__STATED PROBLEM__
In the listing below, locate the lines that hold the string "завершения". Copy those lines.

__ITEMS__

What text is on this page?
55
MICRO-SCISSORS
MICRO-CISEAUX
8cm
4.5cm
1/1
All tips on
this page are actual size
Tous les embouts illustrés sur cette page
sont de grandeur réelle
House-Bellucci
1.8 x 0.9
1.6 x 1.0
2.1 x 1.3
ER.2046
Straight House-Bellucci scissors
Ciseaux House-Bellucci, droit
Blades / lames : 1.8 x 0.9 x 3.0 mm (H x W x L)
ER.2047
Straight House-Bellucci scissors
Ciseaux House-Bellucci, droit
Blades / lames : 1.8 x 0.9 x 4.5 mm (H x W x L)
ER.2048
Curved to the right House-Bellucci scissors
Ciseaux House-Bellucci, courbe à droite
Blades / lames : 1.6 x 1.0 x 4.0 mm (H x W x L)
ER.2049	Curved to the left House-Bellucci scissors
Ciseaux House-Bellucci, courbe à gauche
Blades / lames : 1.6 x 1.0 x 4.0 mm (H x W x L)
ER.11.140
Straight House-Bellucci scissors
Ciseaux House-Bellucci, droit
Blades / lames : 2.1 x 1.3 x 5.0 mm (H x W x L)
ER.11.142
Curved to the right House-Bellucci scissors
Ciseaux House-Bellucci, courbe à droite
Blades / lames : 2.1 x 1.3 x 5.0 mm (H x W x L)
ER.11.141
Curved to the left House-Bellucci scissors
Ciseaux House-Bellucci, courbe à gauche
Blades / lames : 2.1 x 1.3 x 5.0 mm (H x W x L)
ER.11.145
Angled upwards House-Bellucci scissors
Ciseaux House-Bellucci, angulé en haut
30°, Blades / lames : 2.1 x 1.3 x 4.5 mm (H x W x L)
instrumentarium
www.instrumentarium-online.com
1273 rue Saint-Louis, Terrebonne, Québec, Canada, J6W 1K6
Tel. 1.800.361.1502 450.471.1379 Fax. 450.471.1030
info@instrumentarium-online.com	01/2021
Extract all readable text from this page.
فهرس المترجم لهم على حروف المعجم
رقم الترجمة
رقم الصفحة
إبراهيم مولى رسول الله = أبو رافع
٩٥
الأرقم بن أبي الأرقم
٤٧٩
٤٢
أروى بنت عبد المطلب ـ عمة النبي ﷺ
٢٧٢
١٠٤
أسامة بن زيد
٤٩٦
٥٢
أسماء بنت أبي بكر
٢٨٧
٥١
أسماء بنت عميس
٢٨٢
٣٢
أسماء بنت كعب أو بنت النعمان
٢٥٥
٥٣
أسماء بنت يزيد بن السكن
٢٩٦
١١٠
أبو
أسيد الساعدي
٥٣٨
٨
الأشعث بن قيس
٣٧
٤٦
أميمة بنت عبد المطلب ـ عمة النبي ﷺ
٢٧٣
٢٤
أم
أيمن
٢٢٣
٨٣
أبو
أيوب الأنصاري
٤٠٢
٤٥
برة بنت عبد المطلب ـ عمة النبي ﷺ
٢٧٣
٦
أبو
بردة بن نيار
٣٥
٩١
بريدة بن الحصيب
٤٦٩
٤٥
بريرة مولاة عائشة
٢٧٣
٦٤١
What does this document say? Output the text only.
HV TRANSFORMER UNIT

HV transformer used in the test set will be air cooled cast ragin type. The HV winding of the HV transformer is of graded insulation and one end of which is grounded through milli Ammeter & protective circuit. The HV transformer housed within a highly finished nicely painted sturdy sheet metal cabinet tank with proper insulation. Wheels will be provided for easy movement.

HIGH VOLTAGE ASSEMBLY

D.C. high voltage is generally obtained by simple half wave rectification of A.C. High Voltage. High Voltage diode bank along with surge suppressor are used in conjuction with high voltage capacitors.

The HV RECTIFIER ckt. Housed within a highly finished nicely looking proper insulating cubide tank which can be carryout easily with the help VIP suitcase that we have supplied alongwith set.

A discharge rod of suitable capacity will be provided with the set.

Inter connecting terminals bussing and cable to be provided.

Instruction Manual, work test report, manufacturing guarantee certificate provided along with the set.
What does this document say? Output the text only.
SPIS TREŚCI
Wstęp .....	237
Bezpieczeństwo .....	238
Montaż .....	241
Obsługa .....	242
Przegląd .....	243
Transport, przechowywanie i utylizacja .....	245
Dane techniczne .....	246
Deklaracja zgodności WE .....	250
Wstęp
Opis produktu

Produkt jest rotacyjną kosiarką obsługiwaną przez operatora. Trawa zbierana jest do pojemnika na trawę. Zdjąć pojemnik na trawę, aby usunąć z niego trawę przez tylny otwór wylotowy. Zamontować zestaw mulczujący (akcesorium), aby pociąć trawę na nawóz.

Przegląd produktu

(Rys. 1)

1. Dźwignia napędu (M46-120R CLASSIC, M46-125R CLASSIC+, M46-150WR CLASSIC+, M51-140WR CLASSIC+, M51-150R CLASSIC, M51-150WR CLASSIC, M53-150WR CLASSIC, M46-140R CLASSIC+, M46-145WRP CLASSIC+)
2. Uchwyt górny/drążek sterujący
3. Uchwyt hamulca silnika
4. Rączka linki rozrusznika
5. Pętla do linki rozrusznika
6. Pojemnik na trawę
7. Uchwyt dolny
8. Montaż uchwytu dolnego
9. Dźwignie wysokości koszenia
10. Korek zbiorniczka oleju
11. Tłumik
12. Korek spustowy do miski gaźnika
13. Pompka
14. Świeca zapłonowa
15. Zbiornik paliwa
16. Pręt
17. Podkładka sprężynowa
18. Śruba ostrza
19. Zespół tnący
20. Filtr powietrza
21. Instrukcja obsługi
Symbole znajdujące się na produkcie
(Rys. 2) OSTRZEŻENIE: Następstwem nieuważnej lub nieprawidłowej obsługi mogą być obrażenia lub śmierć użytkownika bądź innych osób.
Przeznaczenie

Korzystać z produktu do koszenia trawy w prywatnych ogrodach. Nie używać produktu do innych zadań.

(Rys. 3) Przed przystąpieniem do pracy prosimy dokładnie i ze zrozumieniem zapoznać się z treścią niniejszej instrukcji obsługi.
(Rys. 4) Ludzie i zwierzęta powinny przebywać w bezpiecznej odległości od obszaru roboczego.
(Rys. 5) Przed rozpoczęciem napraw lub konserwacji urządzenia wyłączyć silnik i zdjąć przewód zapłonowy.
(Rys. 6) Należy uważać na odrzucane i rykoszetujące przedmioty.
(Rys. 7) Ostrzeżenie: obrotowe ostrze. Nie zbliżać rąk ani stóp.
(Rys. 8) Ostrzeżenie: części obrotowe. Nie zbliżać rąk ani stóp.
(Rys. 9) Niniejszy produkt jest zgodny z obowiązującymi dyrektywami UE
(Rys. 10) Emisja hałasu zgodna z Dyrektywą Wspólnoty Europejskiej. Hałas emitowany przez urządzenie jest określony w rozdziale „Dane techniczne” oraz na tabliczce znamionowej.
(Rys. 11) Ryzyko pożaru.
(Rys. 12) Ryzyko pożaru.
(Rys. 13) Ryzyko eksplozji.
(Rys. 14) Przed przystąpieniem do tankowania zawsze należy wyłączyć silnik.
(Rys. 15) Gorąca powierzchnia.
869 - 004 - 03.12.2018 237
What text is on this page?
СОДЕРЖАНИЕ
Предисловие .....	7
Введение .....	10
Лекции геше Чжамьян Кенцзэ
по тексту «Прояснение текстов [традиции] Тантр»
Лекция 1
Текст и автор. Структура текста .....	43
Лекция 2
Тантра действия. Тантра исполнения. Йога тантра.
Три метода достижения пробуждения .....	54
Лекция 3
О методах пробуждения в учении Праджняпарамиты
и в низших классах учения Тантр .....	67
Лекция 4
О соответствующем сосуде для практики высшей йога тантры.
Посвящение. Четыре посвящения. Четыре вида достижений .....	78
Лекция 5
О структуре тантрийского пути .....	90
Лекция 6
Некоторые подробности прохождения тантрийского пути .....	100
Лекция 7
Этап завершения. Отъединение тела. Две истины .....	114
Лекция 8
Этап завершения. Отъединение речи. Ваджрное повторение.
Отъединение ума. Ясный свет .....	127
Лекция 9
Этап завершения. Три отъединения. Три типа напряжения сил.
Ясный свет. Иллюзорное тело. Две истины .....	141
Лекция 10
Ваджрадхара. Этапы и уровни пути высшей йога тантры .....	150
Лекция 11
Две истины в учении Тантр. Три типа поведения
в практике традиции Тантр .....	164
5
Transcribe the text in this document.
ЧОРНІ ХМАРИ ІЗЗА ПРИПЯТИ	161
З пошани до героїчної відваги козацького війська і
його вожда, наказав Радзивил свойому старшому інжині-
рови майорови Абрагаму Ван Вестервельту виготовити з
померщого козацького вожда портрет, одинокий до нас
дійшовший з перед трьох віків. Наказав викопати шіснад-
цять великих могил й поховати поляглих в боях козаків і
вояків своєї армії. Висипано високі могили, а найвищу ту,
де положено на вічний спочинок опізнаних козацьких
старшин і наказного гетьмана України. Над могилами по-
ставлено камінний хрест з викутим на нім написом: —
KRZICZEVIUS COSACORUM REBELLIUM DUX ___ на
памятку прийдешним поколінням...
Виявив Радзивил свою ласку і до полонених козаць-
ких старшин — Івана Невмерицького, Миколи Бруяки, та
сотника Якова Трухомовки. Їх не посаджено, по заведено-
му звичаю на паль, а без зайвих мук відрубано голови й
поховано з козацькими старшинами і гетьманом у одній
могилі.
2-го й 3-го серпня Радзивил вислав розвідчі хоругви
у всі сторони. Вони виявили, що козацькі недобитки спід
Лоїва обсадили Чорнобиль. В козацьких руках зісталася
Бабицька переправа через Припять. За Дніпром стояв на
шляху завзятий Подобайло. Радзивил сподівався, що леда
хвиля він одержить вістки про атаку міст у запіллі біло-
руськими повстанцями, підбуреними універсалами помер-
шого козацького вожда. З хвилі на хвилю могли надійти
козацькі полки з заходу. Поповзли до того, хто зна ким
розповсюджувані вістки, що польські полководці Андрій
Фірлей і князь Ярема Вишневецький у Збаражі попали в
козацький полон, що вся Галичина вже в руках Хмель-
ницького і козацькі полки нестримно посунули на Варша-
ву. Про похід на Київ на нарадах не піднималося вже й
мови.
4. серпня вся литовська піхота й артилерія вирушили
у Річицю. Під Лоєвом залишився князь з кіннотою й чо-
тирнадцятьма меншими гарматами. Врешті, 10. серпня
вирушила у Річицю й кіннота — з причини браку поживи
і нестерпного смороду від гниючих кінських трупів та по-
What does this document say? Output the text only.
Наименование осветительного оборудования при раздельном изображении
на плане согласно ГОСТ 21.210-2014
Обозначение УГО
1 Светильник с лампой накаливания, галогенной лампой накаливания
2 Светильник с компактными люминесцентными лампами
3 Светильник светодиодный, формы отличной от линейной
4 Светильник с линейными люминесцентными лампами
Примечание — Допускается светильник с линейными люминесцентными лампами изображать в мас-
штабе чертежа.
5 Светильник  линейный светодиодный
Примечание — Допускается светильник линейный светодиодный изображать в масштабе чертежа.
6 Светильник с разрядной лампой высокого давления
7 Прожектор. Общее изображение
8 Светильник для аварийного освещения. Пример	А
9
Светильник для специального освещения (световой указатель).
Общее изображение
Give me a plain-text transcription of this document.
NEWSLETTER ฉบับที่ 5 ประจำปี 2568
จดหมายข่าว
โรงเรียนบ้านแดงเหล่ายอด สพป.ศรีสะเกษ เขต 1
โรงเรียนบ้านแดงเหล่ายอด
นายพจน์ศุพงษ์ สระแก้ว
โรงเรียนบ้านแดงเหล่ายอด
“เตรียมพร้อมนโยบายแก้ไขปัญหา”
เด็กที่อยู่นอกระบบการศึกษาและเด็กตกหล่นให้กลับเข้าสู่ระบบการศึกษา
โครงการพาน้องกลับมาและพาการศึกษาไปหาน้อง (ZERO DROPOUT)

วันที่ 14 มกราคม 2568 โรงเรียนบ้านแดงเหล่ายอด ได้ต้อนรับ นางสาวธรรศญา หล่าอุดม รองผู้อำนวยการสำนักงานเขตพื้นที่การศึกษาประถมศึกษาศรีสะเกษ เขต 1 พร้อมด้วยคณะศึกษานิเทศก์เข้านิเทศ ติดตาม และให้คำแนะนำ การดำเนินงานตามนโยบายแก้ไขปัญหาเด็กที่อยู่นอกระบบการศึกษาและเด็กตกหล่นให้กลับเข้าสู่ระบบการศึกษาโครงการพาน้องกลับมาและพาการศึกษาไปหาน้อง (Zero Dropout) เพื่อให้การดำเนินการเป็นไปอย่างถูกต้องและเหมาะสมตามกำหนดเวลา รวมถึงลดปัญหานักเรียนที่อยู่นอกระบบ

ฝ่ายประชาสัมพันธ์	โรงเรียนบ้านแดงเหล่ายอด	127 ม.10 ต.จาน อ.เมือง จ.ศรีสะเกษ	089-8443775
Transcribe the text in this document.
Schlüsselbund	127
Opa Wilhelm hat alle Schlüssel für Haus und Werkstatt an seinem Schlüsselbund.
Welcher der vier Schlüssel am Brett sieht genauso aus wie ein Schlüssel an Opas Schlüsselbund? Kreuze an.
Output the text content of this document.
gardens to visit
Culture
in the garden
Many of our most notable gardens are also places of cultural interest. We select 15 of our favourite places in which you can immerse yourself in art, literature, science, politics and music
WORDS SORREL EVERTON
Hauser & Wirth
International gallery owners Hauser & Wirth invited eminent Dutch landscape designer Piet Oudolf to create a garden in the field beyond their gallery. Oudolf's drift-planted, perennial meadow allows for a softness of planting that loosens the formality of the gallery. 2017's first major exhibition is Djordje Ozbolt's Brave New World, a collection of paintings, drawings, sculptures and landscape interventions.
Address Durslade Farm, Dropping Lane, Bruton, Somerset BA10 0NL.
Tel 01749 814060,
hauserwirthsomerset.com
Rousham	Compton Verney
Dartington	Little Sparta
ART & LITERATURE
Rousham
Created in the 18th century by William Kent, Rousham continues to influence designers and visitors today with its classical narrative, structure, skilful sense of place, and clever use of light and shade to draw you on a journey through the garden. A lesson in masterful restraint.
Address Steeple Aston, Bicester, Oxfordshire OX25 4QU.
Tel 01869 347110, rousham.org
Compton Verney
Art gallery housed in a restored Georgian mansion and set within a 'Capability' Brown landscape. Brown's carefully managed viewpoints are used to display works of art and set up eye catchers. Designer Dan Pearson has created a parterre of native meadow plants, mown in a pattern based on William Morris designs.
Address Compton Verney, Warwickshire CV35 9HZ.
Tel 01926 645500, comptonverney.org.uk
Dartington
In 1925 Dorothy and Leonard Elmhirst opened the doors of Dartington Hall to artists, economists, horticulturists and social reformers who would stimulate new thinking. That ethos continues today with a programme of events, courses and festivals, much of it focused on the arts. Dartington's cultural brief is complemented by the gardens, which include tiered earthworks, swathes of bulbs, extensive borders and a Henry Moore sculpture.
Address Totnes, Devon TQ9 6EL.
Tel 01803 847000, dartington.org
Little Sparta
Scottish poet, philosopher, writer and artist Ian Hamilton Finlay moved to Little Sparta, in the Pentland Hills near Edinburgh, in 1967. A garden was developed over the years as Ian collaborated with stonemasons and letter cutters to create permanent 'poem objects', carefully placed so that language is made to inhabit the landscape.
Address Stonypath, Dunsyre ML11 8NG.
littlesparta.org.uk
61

__PROBLEM SOLUTION__
Этап завершения. Отъединение тела. Две истины .....	114
Этап завершения. Отъединение речи. Ваджрное повторение.
Этап завершения. Три отъединения. Три типа напряжения сил.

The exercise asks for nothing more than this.